● **Items**:
##############################

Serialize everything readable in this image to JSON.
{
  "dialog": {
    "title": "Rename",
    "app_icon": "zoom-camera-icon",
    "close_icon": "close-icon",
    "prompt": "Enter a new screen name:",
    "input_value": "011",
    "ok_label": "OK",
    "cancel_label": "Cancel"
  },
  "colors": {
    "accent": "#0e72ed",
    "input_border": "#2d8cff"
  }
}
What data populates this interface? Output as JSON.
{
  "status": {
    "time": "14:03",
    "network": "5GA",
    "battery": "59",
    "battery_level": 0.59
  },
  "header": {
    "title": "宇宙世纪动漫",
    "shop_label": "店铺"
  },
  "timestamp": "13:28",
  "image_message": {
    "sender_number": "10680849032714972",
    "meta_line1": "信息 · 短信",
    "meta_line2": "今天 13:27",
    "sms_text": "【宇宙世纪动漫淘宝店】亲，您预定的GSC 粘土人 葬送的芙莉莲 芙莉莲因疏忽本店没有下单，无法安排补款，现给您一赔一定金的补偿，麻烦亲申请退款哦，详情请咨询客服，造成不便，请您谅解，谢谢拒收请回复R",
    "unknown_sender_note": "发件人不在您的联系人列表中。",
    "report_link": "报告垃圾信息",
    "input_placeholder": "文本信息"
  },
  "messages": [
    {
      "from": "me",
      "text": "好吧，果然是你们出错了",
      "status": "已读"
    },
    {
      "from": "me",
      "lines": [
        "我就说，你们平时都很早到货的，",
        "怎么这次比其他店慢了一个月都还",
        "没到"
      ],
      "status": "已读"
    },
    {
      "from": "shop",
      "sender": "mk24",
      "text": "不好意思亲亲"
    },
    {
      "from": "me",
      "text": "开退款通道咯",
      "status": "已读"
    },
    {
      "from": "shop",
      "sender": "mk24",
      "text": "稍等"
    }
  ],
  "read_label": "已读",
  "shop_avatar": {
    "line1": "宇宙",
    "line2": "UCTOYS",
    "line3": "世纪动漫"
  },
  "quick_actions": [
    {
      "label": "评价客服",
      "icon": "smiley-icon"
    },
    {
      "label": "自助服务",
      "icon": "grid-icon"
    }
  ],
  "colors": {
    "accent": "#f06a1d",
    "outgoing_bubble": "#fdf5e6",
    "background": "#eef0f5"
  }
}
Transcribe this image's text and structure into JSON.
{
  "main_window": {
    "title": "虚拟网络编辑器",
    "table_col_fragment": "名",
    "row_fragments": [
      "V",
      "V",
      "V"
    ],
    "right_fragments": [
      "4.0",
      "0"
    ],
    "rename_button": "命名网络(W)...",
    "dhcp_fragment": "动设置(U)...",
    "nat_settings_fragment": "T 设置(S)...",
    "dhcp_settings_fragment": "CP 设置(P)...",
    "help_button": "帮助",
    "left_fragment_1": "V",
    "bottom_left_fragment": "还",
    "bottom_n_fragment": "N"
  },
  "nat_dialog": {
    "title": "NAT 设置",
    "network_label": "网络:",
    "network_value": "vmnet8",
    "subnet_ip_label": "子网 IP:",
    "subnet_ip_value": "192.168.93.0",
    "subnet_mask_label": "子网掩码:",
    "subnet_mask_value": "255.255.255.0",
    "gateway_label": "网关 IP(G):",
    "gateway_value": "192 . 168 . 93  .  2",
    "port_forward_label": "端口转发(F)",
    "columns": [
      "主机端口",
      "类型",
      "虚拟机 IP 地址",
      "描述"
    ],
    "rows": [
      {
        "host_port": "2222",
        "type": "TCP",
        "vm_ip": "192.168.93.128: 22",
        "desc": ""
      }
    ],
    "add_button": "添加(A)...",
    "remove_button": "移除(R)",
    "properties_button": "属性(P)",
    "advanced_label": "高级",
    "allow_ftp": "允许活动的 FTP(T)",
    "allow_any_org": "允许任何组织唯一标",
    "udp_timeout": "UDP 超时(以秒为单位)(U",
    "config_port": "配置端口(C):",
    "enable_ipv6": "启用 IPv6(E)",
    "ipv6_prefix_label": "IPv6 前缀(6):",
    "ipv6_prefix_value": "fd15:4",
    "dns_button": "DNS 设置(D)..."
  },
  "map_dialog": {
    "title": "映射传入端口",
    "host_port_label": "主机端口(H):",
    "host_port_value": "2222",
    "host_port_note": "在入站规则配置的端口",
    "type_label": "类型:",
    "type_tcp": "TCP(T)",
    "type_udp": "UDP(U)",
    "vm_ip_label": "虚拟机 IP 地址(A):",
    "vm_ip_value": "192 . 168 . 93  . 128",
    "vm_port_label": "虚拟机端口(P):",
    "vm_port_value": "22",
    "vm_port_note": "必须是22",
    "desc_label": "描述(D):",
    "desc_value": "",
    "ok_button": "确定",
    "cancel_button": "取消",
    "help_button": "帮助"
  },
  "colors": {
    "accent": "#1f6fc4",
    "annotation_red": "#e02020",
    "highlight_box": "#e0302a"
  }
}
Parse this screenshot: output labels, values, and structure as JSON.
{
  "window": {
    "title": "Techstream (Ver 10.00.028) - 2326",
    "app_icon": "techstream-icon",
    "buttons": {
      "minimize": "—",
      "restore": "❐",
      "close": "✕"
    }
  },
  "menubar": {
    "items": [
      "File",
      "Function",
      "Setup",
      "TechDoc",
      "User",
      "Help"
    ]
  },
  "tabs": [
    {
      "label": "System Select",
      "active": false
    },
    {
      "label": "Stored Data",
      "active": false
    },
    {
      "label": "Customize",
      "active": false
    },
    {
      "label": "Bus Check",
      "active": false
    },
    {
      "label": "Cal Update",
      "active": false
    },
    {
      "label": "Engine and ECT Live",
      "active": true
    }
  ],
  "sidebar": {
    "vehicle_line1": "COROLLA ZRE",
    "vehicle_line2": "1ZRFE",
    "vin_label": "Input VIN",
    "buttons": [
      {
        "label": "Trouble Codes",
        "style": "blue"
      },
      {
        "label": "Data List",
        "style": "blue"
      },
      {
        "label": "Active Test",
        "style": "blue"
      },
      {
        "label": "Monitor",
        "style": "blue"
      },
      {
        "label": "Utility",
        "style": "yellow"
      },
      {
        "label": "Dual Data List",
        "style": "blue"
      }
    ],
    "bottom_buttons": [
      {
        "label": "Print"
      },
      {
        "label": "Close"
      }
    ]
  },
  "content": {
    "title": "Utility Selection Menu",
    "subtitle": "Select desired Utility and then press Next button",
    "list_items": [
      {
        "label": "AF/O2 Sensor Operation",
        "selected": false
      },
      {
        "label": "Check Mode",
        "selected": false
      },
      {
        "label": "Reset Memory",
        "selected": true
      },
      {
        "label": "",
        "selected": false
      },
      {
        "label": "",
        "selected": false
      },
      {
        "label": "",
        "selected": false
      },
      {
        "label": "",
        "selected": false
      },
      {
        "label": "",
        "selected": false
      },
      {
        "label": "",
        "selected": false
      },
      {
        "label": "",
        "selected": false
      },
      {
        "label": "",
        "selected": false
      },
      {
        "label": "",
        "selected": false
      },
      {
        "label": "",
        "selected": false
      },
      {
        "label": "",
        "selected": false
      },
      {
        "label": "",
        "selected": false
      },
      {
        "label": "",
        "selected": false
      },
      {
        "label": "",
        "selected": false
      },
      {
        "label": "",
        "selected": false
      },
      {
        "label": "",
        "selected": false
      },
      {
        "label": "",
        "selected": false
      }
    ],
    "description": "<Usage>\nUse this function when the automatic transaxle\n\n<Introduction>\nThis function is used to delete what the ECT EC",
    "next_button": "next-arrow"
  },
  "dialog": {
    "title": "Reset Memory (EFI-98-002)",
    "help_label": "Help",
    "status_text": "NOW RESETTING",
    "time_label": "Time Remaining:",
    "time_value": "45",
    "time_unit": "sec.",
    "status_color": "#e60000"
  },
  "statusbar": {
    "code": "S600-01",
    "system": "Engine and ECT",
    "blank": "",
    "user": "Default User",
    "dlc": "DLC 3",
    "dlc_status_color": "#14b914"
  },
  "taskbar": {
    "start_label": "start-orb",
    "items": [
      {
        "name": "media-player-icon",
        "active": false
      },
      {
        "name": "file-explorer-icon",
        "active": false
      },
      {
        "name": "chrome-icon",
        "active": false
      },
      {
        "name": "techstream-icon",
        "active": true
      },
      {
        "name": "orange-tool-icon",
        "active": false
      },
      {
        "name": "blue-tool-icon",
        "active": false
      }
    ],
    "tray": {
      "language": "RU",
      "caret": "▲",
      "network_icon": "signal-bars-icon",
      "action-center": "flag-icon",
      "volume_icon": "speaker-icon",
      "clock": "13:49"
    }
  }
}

##############################

● **Problem**: Show all lines from the records above where the word "this" occurs.

● **Task output**:
Serialize everything readable in this image to JSON.
What data populates this interface? Output as JSON.
Transcribe this image's text and structure into JSON.
Parse this screenshot: output labels, values, and structure as JSON.
    "description": "<Usage>\nUse this function when the automatic transaxle\n\n<Introduction>\nThis function is used to delete what the ECT EC",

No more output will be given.